## The records
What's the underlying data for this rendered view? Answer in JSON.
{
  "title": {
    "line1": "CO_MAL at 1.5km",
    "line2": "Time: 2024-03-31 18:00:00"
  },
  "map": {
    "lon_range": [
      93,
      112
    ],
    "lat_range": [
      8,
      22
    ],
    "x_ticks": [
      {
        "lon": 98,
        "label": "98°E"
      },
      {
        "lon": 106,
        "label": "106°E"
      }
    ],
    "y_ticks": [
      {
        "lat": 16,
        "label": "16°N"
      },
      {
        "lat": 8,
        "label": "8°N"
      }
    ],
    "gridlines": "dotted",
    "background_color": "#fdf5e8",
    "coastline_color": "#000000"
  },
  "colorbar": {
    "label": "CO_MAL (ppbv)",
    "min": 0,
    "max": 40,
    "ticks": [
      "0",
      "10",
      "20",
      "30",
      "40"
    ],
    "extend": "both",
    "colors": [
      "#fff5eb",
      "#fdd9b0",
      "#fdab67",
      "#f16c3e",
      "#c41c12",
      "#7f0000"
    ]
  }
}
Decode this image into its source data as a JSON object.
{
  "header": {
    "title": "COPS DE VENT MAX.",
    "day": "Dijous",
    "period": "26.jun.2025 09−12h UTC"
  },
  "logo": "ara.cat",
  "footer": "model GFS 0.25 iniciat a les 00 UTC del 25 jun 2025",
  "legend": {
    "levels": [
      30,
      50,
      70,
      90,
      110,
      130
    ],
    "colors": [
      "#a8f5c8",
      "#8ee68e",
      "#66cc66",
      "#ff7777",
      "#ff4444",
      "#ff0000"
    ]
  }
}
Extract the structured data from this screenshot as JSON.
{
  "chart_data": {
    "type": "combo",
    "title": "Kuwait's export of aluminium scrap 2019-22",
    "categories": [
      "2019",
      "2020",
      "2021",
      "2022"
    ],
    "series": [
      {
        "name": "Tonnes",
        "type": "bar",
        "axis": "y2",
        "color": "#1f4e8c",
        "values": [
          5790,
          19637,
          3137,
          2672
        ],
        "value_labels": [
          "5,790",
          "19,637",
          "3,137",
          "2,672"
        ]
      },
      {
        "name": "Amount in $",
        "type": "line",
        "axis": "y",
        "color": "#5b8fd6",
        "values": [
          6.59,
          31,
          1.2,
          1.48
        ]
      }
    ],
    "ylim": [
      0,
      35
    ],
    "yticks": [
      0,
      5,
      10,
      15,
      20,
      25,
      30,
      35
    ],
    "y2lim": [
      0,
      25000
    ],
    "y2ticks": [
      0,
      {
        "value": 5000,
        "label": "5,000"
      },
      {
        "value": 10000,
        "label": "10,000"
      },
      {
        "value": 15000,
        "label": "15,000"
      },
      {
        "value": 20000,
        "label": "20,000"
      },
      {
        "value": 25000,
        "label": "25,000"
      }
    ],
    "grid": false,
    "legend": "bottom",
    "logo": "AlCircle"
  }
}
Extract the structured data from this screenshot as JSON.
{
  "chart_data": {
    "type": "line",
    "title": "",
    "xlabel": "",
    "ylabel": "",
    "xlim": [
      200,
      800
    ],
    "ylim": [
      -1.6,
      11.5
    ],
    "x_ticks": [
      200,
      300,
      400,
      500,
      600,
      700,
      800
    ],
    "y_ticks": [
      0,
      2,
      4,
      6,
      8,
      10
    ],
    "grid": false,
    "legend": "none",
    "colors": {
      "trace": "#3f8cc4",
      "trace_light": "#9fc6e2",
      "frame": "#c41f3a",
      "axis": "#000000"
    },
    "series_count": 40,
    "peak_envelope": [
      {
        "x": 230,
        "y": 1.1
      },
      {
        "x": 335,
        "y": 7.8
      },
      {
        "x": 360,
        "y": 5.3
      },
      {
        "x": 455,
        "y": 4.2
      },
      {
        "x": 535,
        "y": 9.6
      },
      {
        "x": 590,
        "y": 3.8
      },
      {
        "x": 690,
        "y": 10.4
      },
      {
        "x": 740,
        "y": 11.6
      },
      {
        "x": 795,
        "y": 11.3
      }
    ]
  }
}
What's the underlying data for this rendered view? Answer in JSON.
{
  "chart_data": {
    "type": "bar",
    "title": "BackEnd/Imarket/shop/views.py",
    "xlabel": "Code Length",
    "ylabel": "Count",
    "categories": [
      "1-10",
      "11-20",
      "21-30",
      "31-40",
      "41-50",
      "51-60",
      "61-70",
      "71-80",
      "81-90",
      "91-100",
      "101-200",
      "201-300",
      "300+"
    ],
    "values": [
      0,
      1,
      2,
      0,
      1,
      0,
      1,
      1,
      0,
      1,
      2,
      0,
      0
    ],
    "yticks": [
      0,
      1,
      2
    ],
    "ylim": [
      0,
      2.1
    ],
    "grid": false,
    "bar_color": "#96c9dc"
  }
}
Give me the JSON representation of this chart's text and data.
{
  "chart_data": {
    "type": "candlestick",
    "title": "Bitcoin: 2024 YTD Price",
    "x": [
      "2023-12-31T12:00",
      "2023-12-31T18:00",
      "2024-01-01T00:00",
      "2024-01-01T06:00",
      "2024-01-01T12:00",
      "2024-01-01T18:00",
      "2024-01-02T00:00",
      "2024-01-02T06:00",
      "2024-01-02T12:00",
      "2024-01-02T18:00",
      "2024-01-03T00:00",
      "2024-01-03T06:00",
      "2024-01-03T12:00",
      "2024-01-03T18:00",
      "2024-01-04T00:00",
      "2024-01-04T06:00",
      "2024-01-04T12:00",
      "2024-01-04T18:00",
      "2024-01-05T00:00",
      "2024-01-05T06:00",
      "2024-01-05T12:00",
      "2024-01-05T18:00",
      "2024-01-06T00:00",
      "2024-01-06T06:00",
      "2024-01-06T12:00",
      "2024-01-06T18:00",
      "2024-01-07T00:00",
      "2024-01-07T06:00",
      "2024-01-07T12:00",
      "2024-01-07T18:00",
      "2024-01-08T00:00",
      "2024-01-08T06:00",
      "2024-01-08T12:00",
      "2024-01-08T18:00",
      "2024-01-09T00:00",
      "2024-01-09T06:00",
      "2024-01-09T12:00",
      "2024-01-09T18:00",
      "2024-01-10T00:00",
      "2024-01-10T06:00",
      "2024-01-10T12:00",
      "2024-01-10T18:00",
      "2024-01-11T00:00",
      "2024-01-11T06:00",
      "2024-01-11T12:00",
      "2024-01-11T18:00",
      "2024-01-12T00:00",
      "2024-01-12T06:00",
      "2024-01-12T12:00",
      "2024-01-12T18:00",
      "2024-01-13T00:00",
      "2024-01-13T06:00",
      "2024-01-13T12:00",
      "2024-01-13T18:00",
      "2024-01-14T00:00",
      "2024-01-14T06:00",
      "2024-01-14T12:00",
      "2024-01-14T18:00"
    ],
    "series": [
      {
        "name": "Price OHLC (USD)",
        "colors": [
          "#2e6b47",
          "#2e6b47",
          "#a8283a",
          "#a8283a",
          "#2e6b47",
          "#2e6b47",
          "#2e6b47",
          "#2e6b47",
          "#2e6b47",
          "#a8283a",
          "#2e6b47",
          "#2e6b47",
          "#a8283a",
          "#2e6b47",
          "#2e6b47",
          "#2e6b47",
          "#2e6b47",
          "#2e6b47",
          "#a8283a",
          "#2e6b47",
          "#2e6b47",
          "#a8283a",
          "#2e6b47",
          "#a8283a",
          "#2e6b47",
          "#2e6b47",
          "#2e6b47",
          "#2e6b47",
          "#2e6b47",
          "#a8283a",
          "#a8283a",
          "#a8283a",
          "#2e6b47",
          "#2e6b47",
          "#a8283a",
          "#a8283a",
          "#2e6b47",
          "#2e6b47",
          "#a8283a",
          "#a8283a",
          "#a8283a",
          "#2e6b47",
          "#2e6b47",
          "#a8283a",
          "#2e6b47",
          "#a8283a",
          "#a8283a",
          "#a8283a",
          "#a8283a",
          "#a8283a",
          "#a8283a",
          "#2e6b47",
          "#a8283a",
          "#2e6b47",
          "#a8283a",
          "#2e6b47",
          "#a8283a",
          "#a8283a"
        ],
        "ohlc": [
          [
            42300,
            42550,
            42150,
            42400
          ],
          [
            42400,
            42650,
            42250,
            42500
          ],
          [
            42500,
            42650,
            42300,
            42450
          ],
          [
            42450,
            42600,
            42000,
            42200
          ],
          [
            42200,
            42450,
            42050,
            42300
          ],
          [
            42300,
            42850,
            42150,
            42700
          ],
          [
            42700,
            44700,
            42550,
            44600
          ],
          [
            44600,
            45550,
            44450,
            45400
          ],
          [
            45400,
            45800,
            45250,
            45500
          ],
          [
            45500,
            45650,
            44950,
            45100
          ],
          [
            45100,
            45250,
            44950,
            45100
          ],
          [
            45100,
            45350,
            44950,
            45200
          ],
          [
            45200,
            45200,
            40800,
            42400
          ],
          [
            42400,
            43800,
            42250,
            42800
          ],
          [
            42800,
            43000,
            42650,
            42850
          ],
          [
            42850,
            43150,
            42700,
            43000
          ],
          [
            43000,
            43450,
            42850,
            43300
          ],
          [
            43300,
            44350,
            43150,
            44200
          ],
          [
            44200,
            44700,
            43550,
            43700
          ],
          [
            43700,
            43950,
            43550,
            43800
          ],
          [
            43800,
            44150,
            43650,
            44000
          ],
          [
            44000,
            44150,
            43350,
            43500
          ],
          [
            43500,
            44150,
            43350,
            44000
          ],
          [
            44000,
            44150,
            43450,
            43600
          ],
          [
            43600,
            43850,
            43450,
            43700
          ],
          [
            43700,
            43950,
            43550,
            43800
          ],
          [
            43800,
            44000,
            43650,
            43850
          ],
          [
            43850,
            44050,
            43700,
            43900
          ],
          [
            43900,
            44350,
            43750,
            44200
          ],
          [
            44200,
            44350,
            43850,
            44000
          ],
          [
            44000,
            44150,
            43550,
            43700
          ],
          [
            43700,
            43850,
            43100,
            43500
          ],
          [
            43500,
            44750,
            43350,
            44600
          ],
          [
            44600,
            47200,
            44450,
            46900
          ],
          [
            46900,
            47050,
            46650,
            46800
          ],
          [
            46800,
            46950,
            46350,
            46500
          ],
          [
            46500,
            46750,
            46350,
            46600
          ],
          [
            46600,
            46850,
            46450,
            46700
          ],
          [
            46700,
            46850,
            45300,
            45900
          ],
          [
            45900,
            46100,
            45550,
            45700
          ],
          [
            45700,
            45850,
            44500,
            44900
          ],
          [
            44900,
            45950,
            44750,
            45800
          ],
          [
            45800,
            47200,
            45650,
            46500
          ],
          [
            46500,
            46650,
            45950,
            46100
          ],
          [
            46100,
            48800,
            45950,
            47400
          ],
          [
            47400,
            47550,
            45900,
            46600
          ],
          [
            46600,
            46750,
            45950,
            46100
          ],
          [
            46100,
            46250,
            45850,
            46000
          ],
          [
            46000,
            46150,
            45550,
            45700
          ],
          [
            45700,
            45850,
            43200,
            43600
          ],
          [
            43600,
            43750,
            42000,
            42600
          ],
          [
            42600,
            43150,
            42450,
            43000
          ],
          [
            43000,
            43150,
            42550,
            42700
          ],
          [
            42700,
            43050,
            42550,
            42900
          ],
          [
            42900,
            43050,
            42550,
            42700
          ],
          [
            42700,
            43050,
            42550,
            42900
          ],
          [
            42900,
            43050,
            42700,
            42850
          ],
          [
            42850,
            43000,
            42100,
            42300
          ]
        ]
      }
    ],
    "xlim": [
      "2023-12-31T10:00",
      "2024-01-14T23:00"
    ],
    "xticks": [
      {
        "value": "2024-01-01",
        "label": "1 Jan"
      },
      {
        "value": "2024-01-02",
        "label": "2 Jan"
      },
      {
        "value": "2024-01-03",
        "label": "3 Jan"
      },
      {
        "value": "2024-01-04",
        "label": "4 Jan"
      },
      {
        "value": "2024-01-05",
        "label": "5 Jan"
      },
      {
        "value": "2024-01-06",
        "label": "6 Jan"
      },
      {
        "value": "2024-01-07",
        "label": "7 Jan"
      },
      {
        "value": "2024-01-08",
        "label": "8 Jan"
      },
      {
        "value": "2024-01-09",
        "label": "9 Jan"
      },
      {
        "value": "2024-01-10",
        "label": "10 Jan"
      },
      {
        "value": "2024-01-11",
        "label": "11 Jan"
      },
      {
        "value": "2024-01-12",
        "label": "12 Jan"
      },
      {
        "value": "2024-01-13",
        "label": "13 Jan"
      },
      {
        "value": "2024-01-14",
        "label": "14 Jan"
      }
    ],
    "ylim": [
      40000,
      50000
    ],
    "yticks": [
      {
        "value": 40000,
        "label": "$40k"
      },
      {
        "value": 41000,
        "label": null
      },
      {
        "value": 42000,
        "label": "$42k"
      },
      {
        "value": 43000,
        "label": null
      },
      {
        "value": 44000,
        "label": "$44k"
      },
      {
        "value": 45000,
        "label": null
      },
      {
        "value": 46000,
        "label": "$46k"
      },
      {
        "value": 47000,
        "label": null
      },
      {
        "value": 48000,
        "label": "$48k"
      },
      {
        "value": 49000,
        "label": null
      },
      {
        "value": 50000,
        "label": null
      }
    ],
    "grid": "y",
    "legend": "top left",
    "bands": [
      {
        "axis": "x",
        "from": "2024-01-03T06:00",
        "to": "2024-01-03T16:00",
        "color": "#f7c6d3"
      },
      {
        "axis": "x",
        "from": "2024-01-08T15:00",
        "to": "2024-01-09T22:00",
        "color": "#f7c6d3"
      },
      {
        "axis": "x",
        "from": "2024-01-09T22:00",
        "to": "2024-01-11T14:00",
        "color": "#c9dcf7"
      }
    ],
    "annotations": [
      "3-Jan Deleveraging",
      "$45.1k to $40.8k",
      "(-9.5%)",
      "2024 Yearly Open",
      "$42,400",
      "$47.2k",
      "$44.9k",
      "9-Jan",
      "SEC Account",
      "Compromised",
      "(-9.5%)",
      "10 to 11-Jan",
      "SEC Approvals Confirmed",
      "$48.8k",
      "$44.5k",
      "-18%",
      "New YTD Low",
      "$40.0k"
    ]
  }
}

## Stated task
Locate the lines above that contain "name" and copy them.

## Response to this task
        "name": "Tonnes",
        "name": "Amount in $",
        "name": "Price OHLC (USD)",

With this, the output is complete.